** Start of Information supplied **

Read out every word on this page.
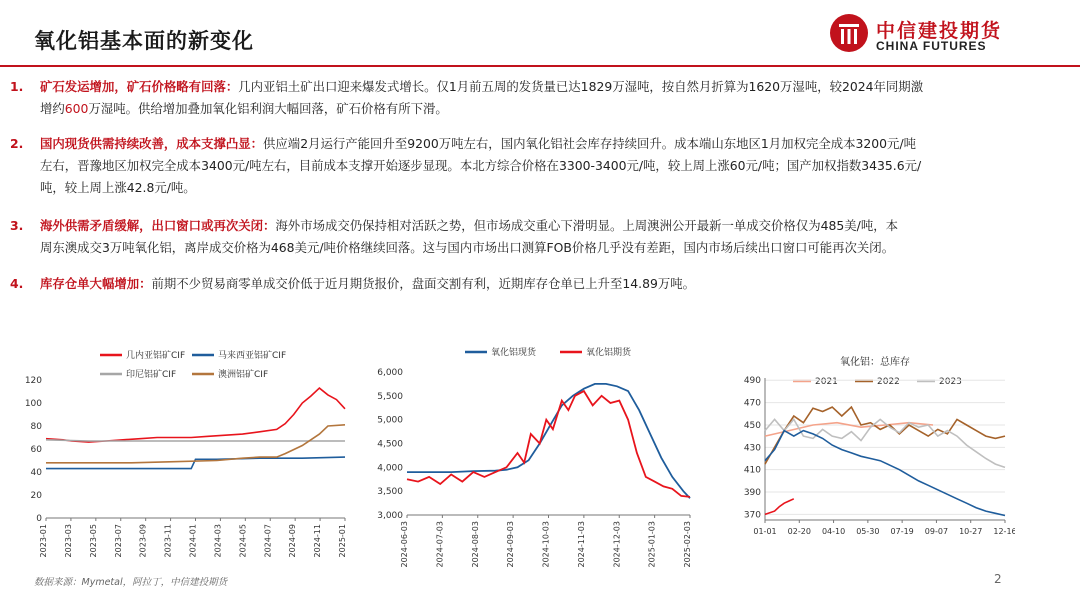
氧化铝基本面的新变化	中信建投期货
CHINA FUTURES
1. 矿石发运增加，矿石价格略有回落：几内亚铝土矿出口迎来爆发式增长。仅1月前五周的发货量已达1829万湿吨，按自然月折算为1620万湿吨，较2024年同期激
增约600万湿吨。供给增加叠加氧化铝利润大幅回落，矿石价格有所下滑。
2. 国内现货供需持续改善，成本支撑凸显：供应端2月运行产能回升至9200万吨左右，国内氧化铝社会库存持续回升。成本端山东地区1月加权完全成本3200元/吨
左右，晋豫地区加权完全成本3400元/吨左右，目前成本支撑开始逐步显现。本北方综合价格在3300-3400元/吨，较上周上涨60元/吨；国产加权指数3435.6元/
吨，较上周上涨42.8元/吨。
3. 海外供需矛盾缓解，出口窗口或再次关闭：海外市场成交仍保持相对活跃之势，但市场成交重心下滑明显。上周澳洲公开最新一单成交价格仅为485美/吨，本
周东澳成交3万吨氧化铝，离岸成交价格为468美元/吨价格继续回落。这与国内市场出口测算FOB价格几乎没有差距，国内市场后续出口窗口可能再次关闭。
4. 库存仓单大幅增加：前期不少贸易商零单成交价低于近月期货报价，盘面交割有利，近期库存仓单已上升至14.89万吨。
几内亚铝矿CIF	马来西亚铝矿CIF
印尼铝矿CIF	澳洲铝矿CIF
0
20
40
60
80
100
120
2023-01 2023-03 2023-05 2023-07 2023-09 2023-11 2024-01 2024-03 2024-05 2024-07 2024-09 2024-11 2025-01
氧化铝现货	氧化铝期货
3,000
3,500
4,000
4,500
5,000
5,500
6,000
2024-06-03	2024-07-03	2024-08-03	2024-09-03	2024-10-03	2024-11-03	2024-12-03	2025-01-03	2025-02-03
氧化铝：总库存
2021	2022	2023
370
390
410
430
450
470
490
01-01 02-20 04-10 05-30 07-19 09-07 10-27 12-16
数据来源：Mymetal，阿拉丁，中信建投期货	2
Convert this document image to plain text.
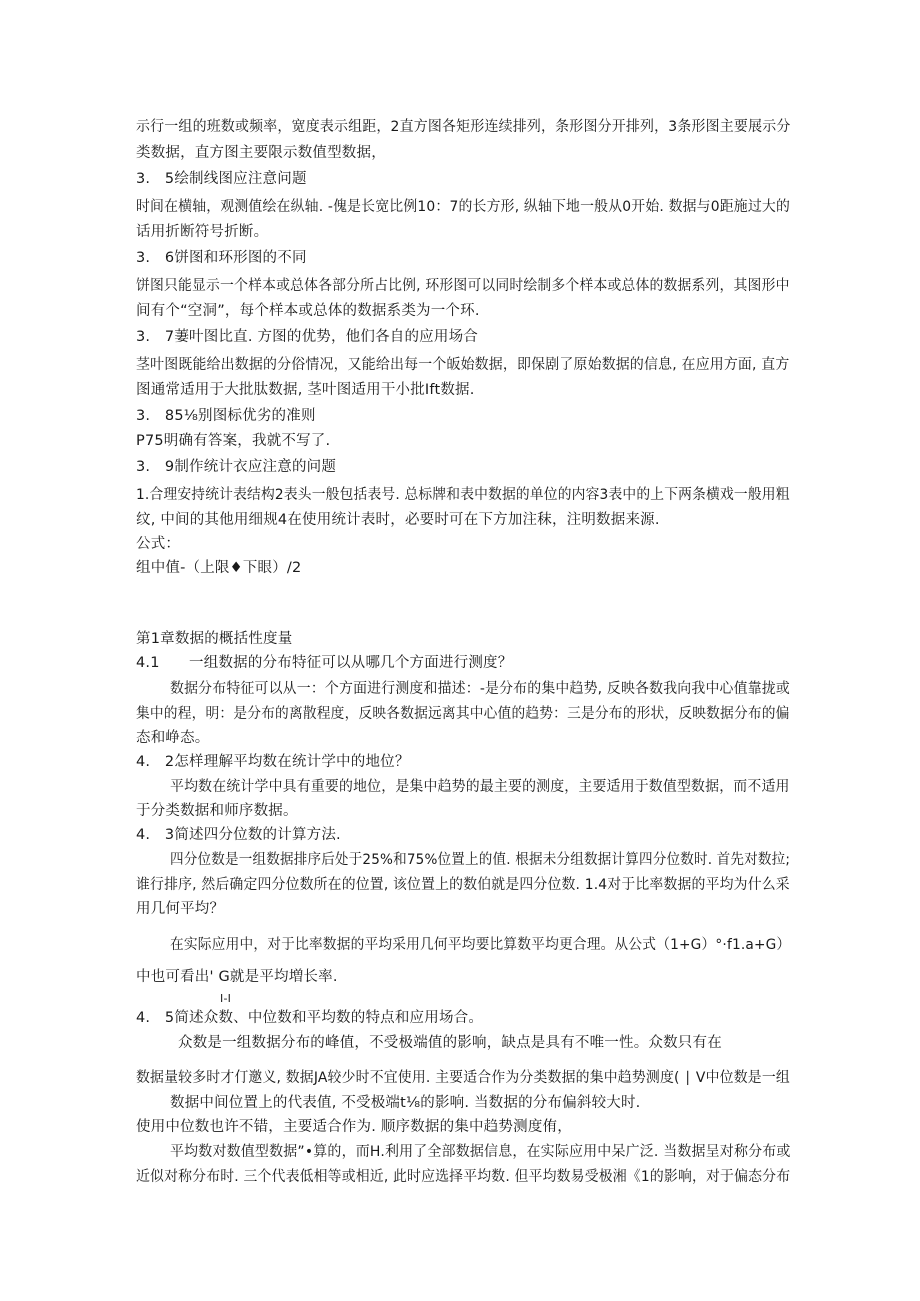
示行一组的班数或频率，宽度表示组距，2直方图各矩形连续排列，条形图分开排列，3条形图主要展示分
类数据，直方图主要限示数值型数据，
3.　5绘制线图应注意问题
时间在横轴，观测值绘在纵轴. -傀是长宽比例10：7的长方形, 纵轴下地一般从0开始. 数据与0距施过大的
话用折断符号折断。
3.　6饼图和环形图的不同
饼图只能显示一个样本或总体各部分所占比例, 环形图可以同时绘制多个样本或总体的数据系列，其图形中
间有个“空洞”，每个样本或总体的数据系类为一个环.
3.　7萋叶图比直. 方图的优势，他们各自的应用场合
茎叶图既能给出数据的分俗情况，又能给出每一个皈始数据，即保剧了原始数据的信息, 在应用方面, 直方
图通常适用于大批肽数据, 茎叶图适用干小批Ift数据.
3.　85⅛别图标优劣的准则
P75明确有答案，我就不写了.
3.　9制作统计衣应注意的问题
1.合理安持统计表结构2表头一般包括表号. 总标牌和表中数据的单位的内容3表中的上下两条横戏一般用粗
纹, 中间的其他用细规4在使用统计表时，必要时可在下方加注秣，注明数据来源.
公式：
组中值-（上限♦下眼）/2
第1章数据的概括性度量
4.1　　一组数据的分布特征可以从哪几个方面进行测度？
数据分布特征可以从一：个方面进行测度和描述：-是分布的集中趋势, 反映各数我向我中心值靠拢或
集中的程，明：是分布的离散程度，反映各数据远离其中心值的趋势：三是分布的形状，反映数据分布的偏
态和峥态。
4.　2怎样理解平均数在统计学中的地位？
平均数在统计学中具有重要的地位，是集中趋势的最主要的测度，主要适用于数值型数据，而不适用
于分类数据和师序数据。
4.　3简述四分位数的计算方法.
四分位数是一组数据排序后处于25%和75%位置上的值. 根据未分组数据计算四分位数时. 首先对数拉;
谁行排序, 然后确定四分位数所在的位置, 该位置上的数伯就是四分位数. 1.4对于比率数据的平均为什么采
用几何平均？
在实际应用中，对于比率数据的平均采用几何平均要比算数平均更合理。从公式（1+G）°·f1.a+G）
中也可看出' G就是平均増长率.
I-I
4.　5简述众数、中位数和平均数的特点和应用场合。
众数是一组数据分布的峰值，不受极端值的影响，缺点是具有不唯一性。众数只有在
数据量较多时才仃邀义, 数据JA较少时不宜使用. 主要适合作为分类数据的集中趋势测度( ∣ V中位数是一组
数据中间位置上的代表值, 不受极端t⅛的影响. 当数据的分布偏斜较大时.
使用中位数也许不错，主要适合作为. 顺序数据的集中趋势测度侑，
平均数对数值型数据”•算的，而H.利用了全部数据信息，在实际应用中呆广泛. 当数据呈对称分布或
近似对称分布时. 三个代表低相等或相近, 此时应选择平均数. 但平均数易受极湘《1的影响，对于偏态分布
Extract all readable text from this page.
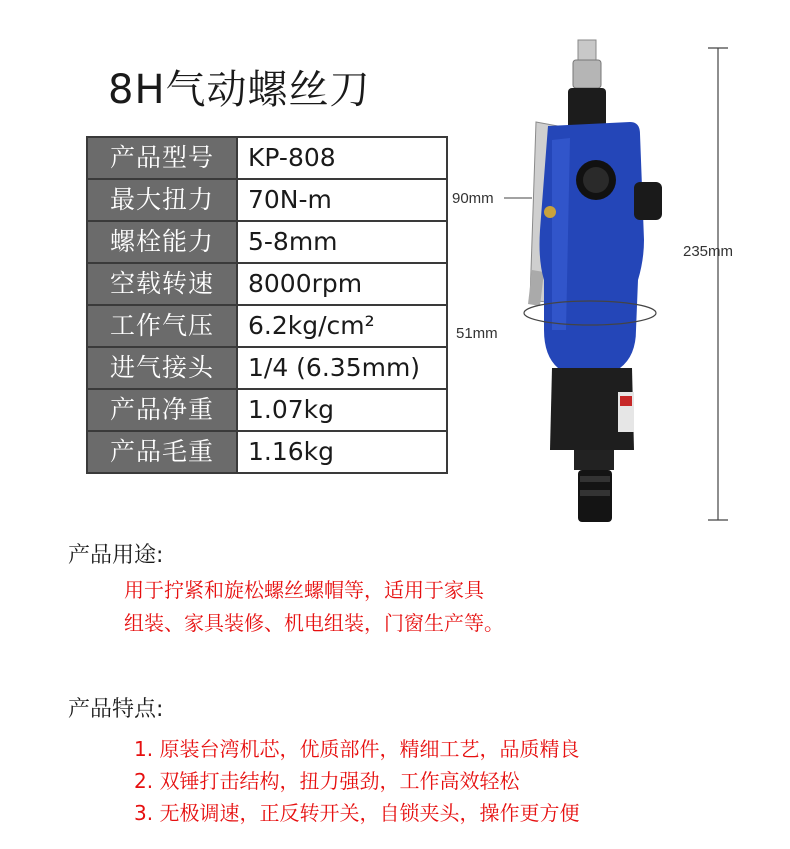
8H气动螺丝刀
产品型号	KP-808
最大扭力	70N-m
螺栓能力	5-8mm
空载转速	8000rpm
工作气压	6.2kg/cm²
进气接头	1/4 (6.35mm)
产品净重	1.07kg
产品毛重	1.16kg
90mm
235mm
51mm
产品用途:
用于拧紧和旋松螺丝螺帽等，适用于家具
组装、家具装修、机电组装，门窗生产等。
产品特点:
1. 原装台湾机芯，优质部件，精细工艺，品质精良
2. 双锤打击结构，扭力强劲，工作高效轻松
3. 无极调速，正反转开关，自锁夹头，操作更方便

** End of Information supplied **

What to do.
From the entries above, collect every line with the string "text" in it.

Answer.
Convert this document image to plain text.
Extract all readable text from this page.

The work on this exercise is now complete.